- _WORKING DATA_:
───

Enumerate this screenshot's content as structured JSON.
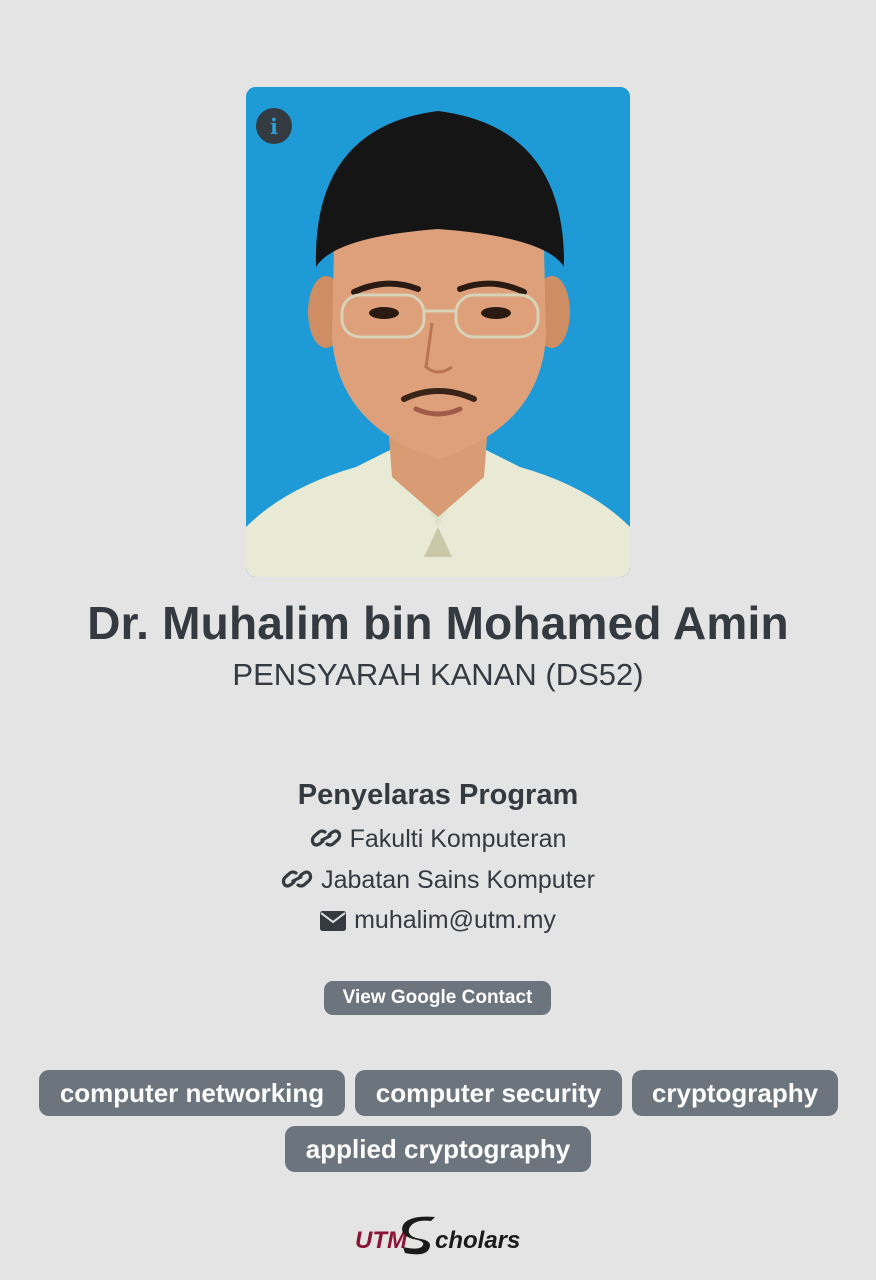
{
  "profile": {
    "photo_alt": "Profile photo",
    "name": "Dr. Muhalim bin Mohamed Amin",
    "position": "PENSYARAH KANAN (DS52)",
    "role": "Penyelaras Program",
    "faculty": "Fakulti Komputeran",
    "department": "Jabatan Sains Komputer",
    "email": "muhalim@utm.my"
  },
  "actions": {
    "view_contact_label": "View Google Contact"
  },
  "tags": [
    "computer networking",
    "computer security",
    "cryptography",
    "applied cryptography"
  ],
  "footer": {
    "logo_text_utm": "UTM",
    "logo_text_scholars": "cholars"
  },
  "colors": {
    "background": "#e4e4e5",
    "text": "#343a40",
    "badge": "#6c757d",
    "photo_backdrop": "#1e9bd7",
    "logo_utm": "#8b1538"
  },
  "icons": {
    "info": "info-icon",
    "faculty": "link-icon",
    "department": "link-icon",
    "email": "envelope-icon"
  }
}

───

- _AIM OF THE EXERCISE_: Reproduce the material in its entirety and word for word, without the pictures.

- _REPLY_:
Enumerate this screenshot's content as structured JSON.
{
  "profile": {
    "photo_alt": "Profile photo",
    "name": "Dr. Muhalim bin Mohamed Amin",
    "position": "PENSYARAH KANAN (DS52)",
    "role": "Penyelaras Program",
    "faculty": "Fakulti Komputeran",
    "department": "Jabatan Sains Komputer",
    "email": "muhalim@utm.my"
  },
  "actions": {
    "view_contact_label": "View Google Contact"
  },
  "tags": [
    "computer networking",
    "computer security",
    "cryptography",
    "applied cryptography"
  ],
  "footer": {
    "logo_text_utm": "UTM",
    "logo_text_scholars": "cholars"
  },
  "colors": {
    "background": "#e4e4e5",
    "text": "#343a40",
    "badge": "#6c757d",
    "photo_backdrop": "#1e9bd7",
    "logo_utm": "#8b1538"
  },
  "icons": {
    "info": "info-icon",
    "faculty": "link-icon",
    "department": "link-icon",
    "email": "envelope-icon"
  }
}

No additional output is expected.